***** DATA PROVIDED *****

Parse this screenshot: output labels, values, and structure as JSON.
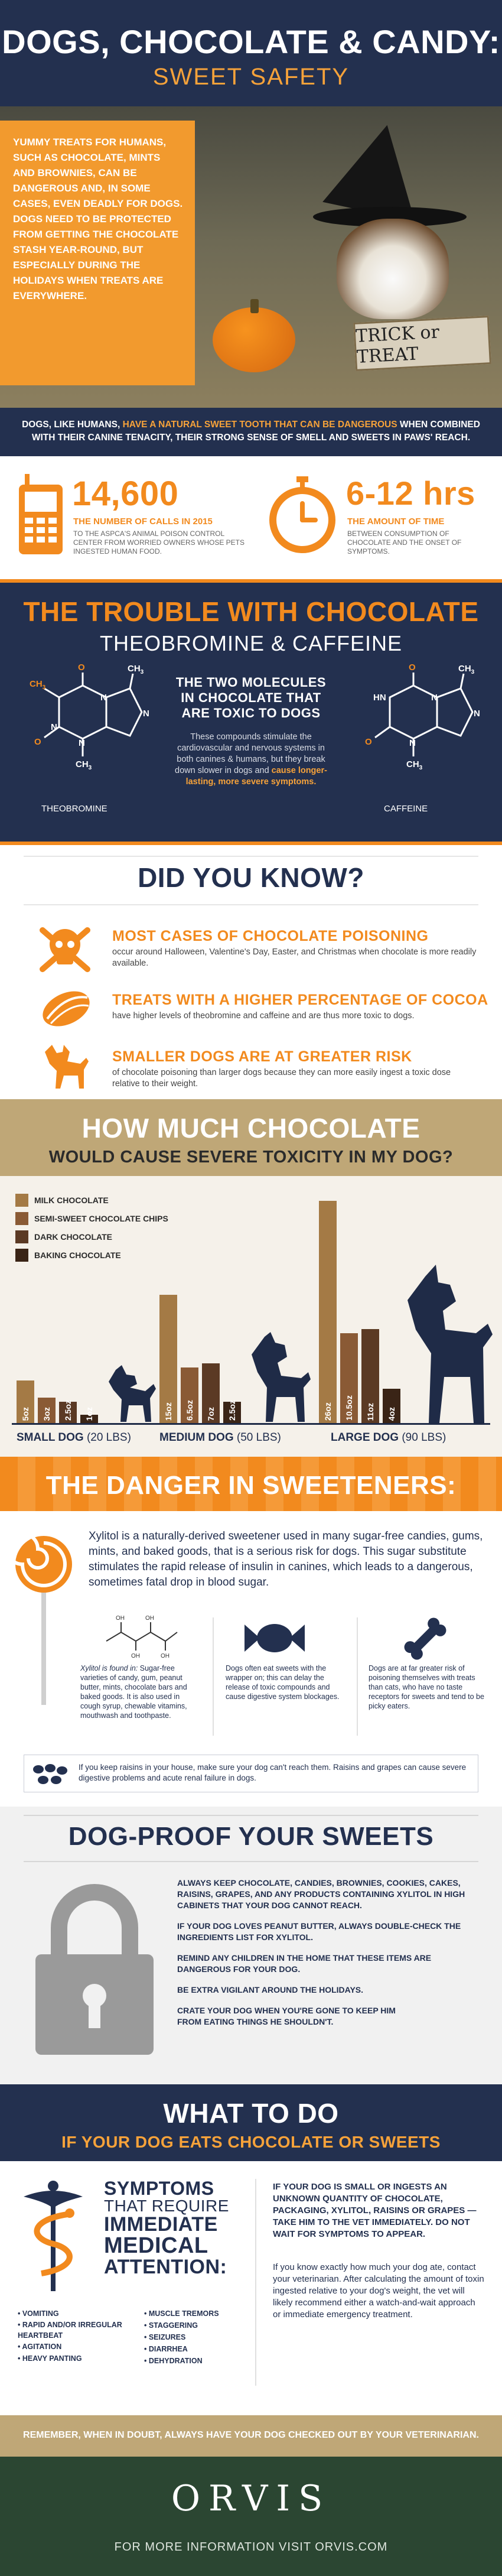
{
  "header": {
    "title": "DOGS, CHOCOLATE & CANDY:",
    "subtitle": "SWEET SAFETY"
  },
  "intro": {
    "text": "YUMMY TREATS FOR HUMANS, SUCH AS CHOCOLATE, MINTS AND BROWNIES, CAN BE DANGEROUS AND, IN SOME CASES, EVEN DEADLY FOR DOGS. DOGS NEED TO BE PROTECTED FROM GETTING THE CHOCOLATE STASH YEAR-ROUND, BUT ESPECIALLY DURING THE HOLIDAYS WHEN TREATS ARE EVERYWHERE.",
    "sign": "TRICK or TREAT"
  },
  "tagline": {
    "a": "DOGS, LIKE HUMANS, ",
    "b": "HAVE A NATURAL SWEET TOOTH THAT CAN BE DANGEROUS",
    "c": " WHEN COMBINED WITH THEIR CANINE TENACITY, THEIR STRONG SENSE OF SMELL AND SWEETS IN PAWS' REACH."
  },
  "stats": [
    {
      "num": "14,600",
      "head": "THE NUMBER OF CALLS IN 2015",
      "body": "TO THE ASPCA'S ANIMAL POISON CONTROL CENTER FROM WORRIED OWNERS WHOSE PETS INGESTED HUMAN FOOD."
    },
    {
      "num": "6-12 hrs",
      "head": "THE AMOUNT OF TIME",
      "body": "BETWEEN CONSUMPTION OF CHOCOLATE AND THE ONSET OF SYMPTOMS."
    }
  ],
  "trouble": {
    "title": "THE TROUBLE WITH CHOCOLATE",
    "subtitle": "THEOBROMINE & CAFFEINE",
    "head": "THE TWO MOLECULES IN CHOCOLATE THAT ARE TOXIC TO DOGS",
    "body": "These compounds stimulate the cardiovascular and nervous systems in both canines & humans, but they break down slower in dogs and ",
    "bodyHi": "cause longer-lasting, more severe symptoms.",
    "mol1": "THEOBROMINE",
    "mol2": "CAFFEINE",
    "atoms": {
      "ch3": "CH",
      "three": "3",
      "o": "O",
      "n": "N",
      "hn": "HN"
    }
  },
  "know": {
    "title": "DID YOU KNOW?",
    "items": [
      {
        "head": "MOST CASES OF CHOCOLATE POISONING",
        "body": "occur around Halloween, Valentine's Day, Easter, and Christmas when chocolate is more readily available."
      },
      {
        "head": "TREATS WITH A HIGHER PERCENTAGE OF COCOA",
        "body": "have higher levels of theobromine and caffeine and are thus more toxic to dogs."
      },
      {
        "head": "SMALLER DOGS ARE AT GREATER RISK",
        "body": "of chocolate poisoning than larger dogs because they can more easily ingest a toxic dose relative to their weight."
      }
    ]
  },
  "howmuch": {
    "title": "HOW MUCH CHOCOLATE",
    "subtitle": "WOULD CAUSE SEVERE TOXICITY IN MY DOG?"
  },
  "chart_data": {
    "type": "bar",
    "categories": [
      "SMALL DOG",
      "MEDIUM DOG",
      "LARGE DOG"
    ],
    "weights": [
      "(20 LBS)",
      "(50 LBS)",
      "(90 LBS)"
    ],
    "series": [
      {
        "name": "MILK CHOCOLATE",
        "values": [
          5,
          15,
          26
        ],
        "labels": [
          "5oz",
          "15oz",
          "26oz"
        ],
        "color": "#a47a45"
      },
      {
        "name": "SEMI-SWEET CHOCOLATE CHIPS",
        "values": [
          3,
          6.5,
          10.5
        ],
        "labels": [
          "3oz",
          "6.5oz",
          "10.5oz"
        ],
        "color": "#8a5a35"
      },
      {
        "name": "DARK CHOCOLATE",
        "values": [
          2.5,
          7,
          11
        ],
        "labels": [
          "2.5oz",
          "7oz",
          "11oz"
        ],
        "color": "#5b3a24"
      },
      {
        "name": "BAKING CHOCOLATE",
        "values": [
          1,
          2.5,
          4
        ],
        "labels": [
          "1oz",
          "2.5oz",
          "4oz"
        ],
        "color": "#3a2416"
      }
    ],
    "ylim": [
      0,
      27
    ]
  },
  "sweeteners": {
    "title": "THE DANGER IN SWEETENERS:",
    "intro": "Xylitol is a naturally-derived sweetener used in many sugar-free candies, gums, mints, and baked goods, that is a serious risk for dogs. This sugar substitute stimulates the rapid release of insulin in canines, which leads to a dangerous, sometimes fatal drop in blood sugar.",
    "found": "Xylitol is found in:",
    "foundBody": " Sugar-free varieties of candy, gum, peanut butter, mints, chocolate bars and baked goods. It is also used in cough syrup, chewable vitamins, mouthwash and toothpaste.",
    "wrapper": "Dogs often eat sweets with the wrapper on; this can delay the release of toxic compounds and cause digestive system blockages.",
    "risk": "Dogs are at far greater risk of poisoning themselves with treats than cats, who have no taste receptors for sweets and tend to be picky eaters.",
    "raisins": "If you keep raisins in your house, make sure your dog can't reach them. Raisins and grapes can cause severe digestive problems and acute renal failure in dogs.",
    "atoms": {
      "oh": "OH"
    }
  },
  "proof": {
    "title": "DOG-PROOF YOUR SWEETS",
    "items": [
      "ALWAYS KEEP CHOCOLATE, CANDIES, BROWNIES, COOKIES, CAKES, RAISINS, GRAPES, AND ANY PRODUCTS CONTAINING XYLITOL IN HIGH CABINETS THAT YOUR DOG CANNOT REACH.",
      "IF YOUR DOG LOVES PEANUT BUTTER, ALWAYS DOUBLE-CHECK THE INGREDIENTS LIST FOR XYLITOL.",
      "REMIND ANY CHILDREN IN THE HOME THAT THESE ITEMS ARE DANGEROUS FOR YOUR DOG.",
      "BE EXTRA VIGILANT AROUND THE HOLIDAYS.",
      "CRATE YOUR DOG WHEN YOU'RE GONE TO KEEP HIM FROM EATING THINGS HE SHOULDN'T."
    ]
  },
  "whattodo": {
    "title": "WHAT TO DO",
    "subtitle": "IF YOUR DOG EATS CHOCOLATE OR SWEETS"
  },
  "symptoms": {
    "l1": "SYMPTOMS",
    "l2": "THAT REQUIRE",
    "l3": "IMMEDIATE",
    "l4": "MEDICAL",
    "l5": "ATTENTION:",
    "col1": [
      "• VOMITING",
      "• RAPID AND/OR IRREGULAR HEARTBEAT",
      "• AGITATION",
      "• HEAVY PANTING"
    ],
    "col2": [
      "• MUSCLE TREMORS",
      "• STAGGERING",
      "• SEIZURES",
      "• DIARRHEA",
      "• DEHYDRATION"
    ],
    "advice1": "IF YOUR DOG IS SMALL OR INGESTS AN UNKNOWN QUANTITY OF CHOCOLATE, PACKAGING, XYLITOL, RAISINS OR GRAPES — TAKE HIM TO THE VET IMMEDIATELY. DO NOT WAIT FOR SYMPTOMS TO APPEAR.",
    "advice2": "If you know exactly how much your dog ate, contact your veterinarian. After calculating the amount of toxin ingested relative to your dog's weight, the vet will likely recommend either a watch-and-wait approach or immediate emergency treatment."
  },
  "remember": "REMEMBER, WHEN IN DOUBT, ALWAYS HAVE YOUR DOG CHECKED OUT BY YOUR VETERINARIAN.",
  "footer": {
    "brand": "ORVIS",
    "more": "FOR MORE INFORMATION VISIT ORVIS.COM"
  },
  "colors": {
    "navy": "#23304f",
    "orange": "#f28a1e",
    "tan": "#bfa777",
    "green": "#2b4632"
  }
}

*****

YOUR GOAL - Retype the data exactly as it stands, but keep the images out of your copy.

TASK RESPONSE -
Parse this screenshot: output labels, values, and structure as JSON.
{
  "header": {
    "title": "DOGS, CHOCOLATE & CANDY:",
    "subtitle": "SWEET SAFETY"
  },
  "intro": {
    "text": "YUMMY TREATS FOR HUMANS, SUCH AS CHOCOLATE, MINTS AND BROWNIES, CAN BE DANGEROUS AND, IN SOME CASES, EVEN DEADLY FOR DOGS. DOGS NEED TO BE PROTECTED FROM GETTING THE CHOCOLATE STASH YEAR-ROUND, BUT ESPECIALLY DURING THE HOLIDAYS WHEN TREATS ARE EVERYWHERE.",
    "sign": "TRICK or TREAT"
  },
  "tagline": {
    "a": "DOGS, LIKE HUMANS, ",
    "b": "HAVE A NATURAL SWEET TOOTH THAT CAN BE DANGEROUS",
    "c": " WHEN COMBINED WITH THEIR CANINE TENACITY, THEIR STRONG SENSE OF SMELL AND SWEETS IN PAWS' REACH."
  },
  "stats": [
    {
      "num": "14,600",
      "head": "THE NUMBER OF CALLS IN 2015",
      "body": "TO THE ASPCA'S ANIMAL POISON CONTROL CENTER FROM WORRIED OWNERS WHOSE PETS INGESTED HUMAN FOOD."
    },
    {
      "num": "6-12 hrs",
      "head": "THE AMOUNT OF TIME",
      "body": "BETWEEN CONSUMPTION OF CHOCOLATE AND THE ONSET OF SYMPTOMS."
    }
  ],
  "trouble": {
    "title": "THE TROUBLE WITH CHOCOLATE",
    "subtitle": "THEOBROMINE & CAFFEINE",
    "head": "THE TWO MOLECULES IN CHOCOLATE THAT ARE TOXIC TO DOGS",
    "body": "These compounds stimulate the cardiovascular and nervous systems in both canines & humans, but they break down slower in dogs and ",
    "bodyHi": "cause longer-lasting, more severe symptoms.",
    "mol1": "THEOBROMINE",
    "mol2": "CAFFEINE",
    "atoms": {
      "ch3": "CH",
      "three": "3",
      "o": "O",
      "n": "N",
      "hn": "HN"
    }
  },
  "know": {
    "title": "DID YOU KNOW?",
    "items": [
      {
        "head": "MOST CASES OF CHOCOLATE POISONING",
        "body": "occur around Halloween, Valentine's Day, Easter, and Christmas when chocolate is more readily available."
      },
      {
        "head": "TREATS WITH A HIGHER PERCENTAGE OF COCOA",
        "body": "have higher levels of theobromine and caffeine and are thus more toxic to dogs."
      },
      {
        "head": "SMALLER DOGS ARE AT GREATER RISK",
        "body": "of chocolate poisoning than larger dogs because they can more easily ingest a toxic dose relative to their weight."
      }
    ]
  },
  "howmuch": {
    "title": "HOW MUCH CHOCOLATE",
    "subtitle": "WOULD CAUSE SEVERE TOXICITY IN MY DOG?"
  },
  "chart_data": {
    "type": "bar",
    "categories": [
      "SMALL DOG",
      "MEDIUM DOG",
      "LARGE DOG"
    ],
    "weights": [
      "(20 LBS)",
      "(50 LBS)",
      "(90 LBS)"
    ],
    "series": [
      {
        "name": "MILK CHOCOLATE",
        "values": [
          5,
          15,
          26
        ],
        "labels": [
          "5oz",
          "15oz",
          "26oz"
        ],
        "color": "#a47a45"
      },
      {
        "name": "SEMI-SWEET CHOCOLATE CHIPS",
        "values": [
          3,
          6.5,
          10.5
        ],
        "labels": [
          "3oz",
          "6.5oz",
          "10.5oz"
        ],
        "color": "#8a5a35"
      },
      {
        "name": "DARK CHOCOLATE",
        "values": [
          2.5,
          7,
          11
        ],
        "labels": [
          "2.5oz",
          "7oz",
          "11oz"
        ],
        "color": "#5b3a24"
      },
      {
        "name": "BAKING CHOCOLATE",
        "values": [
          1,
          2.5,
          4
        ],
        "labels": [
          "1oz",
          "2.5oz",
          "4oz"
        ],
        "color": "#3a2416"
      }
    ],
    "ylim": [
      0,
      27
    ]
  },
  "sweeteners": {
    "title": "THE DANGER IN SWEETENERS:",
    "intro": "Xylitol is a naturally-derived sweetener used in many sugar-free candies, gums, mints, and baked goods, that is a serious risk for dogs. This sugar substitute stimulates the rapid release of insulin in canines, which leads to a dangerous, sometimes fatal drop in blood sugar.",
    "found": "Xylitol is found in:",
    "foundBody": " Sugar-free varieties of candy, gum, peanut butter, mints, chocolate bars and baked goods. It is also used in cough syrup, chewable vitamins, mouthwash and toothpaste.",
    "wrapper": "Dogs often eat sweets with the wrapper on; this can delay the release of toxic compounds and cause digestive system blockages.",
    "risk": "Dogs are at far greater risk of poisoning themselves with treats than cats, who have no taste receptors for sweets and tend to be picky eaters.",
    "raisins": "If you keep raisins in your house, make sure your dog can't reach them. Raisins and grapes can cause severe digestive problems and acute renal failure in dogs.",
    "atoms": {
      "oh": "OH"
    }
  },
  "proof": {
    "title": "DOG-PROOF YOUR SWEETS",
    "items": [
      "ALWAYS KEEP CHOCOLATE, CANDIES, BROWNIES, COOKIES, CAKES, RAISINS, GRAPES, AND ANY PRODUCTS CONTAINING XYLITOL IN HIGH CABINETS THAT YOUR DOG CANNOT REACH.",
      "IF YOUR DOG LOVES PEANUT BUTTER, ALWAYS DOUBLE-CHECK THE INGREDIENTS LIST FOR XYLITOL.",
      "REMIND ANY CHILDREN IN THE HOME THAT THESE ITEMS ARE DANGEROUS FOR YOUR DOG.",
      "BE EXTRA VIGILANT AROUND THE HOLIDAYS.",
      "CRATE YOUR DOG WHEN YOU'RE GONE TO KEEP HIM FROM EATING THINGS HE SHOULDN'T."
    ]
  },
  "whattodo": {
    "title": "WHAT TO DO",
    "subtitle": "IF YOUR DOG EATS CHOCOLATE OR SWEETS"
  },
  "symptoms": {
    "l1": "SYMPTOMS",
    "l2": "THAT REQUIRE",
    "l3": "IMMEDIATE",
    "l4": "MEDICAL",
    "l5": "ATTENTION:",
    "col1": [
      "• VOMITING",
      "• RAPID AND/OR IRREGULAR HEARTBEAT",
      "• AGITATION",
      "• HEAVY PANTING"
    ],
    "col2": [
      "• MUSCLE TREMORS",
      "• STAGGERING",
      "• SEIZURES",
      "• DIARRHEA",
      "• DEHYDRATION"
    ],
    "advice1": "IF YOUR DOG IS SMALL OR INGESTS AN UNKNOWN QUANTITY OF CHOCOLATE, PACKAGING, XYLITOL, RAISINS OR GRAPES — TAKE HIM TO THE VET IMMEDIATELY. DO NOT WAIT FOR SYMPTOMS TO APPEAR.",
    "advice2": "If you know exactly how much your dog ate, contact your veterinarian. After calculating the amount of toxin ingested relative to your dog's weight, the vet will likely recommend either a watch-and-wait approach or immediate emergency treatment."
  },
  "remember": "REMEMBER, WHEN IN DOUBT, ALWAYS HAVE YOUR DOG CHECKED OUT BY YOUR VETERINARIAN.",
  "footer": {
    "brand": "ORVIS",
    "more": "FOR MORE INFORMATION VISIT ORVIS.COM"
  },
  "colors": {
    "navy": "#23304f",
    "orange": "#f28a1e",
    "tan": "#bfa777",
    "green": "#2b4632"
  }
}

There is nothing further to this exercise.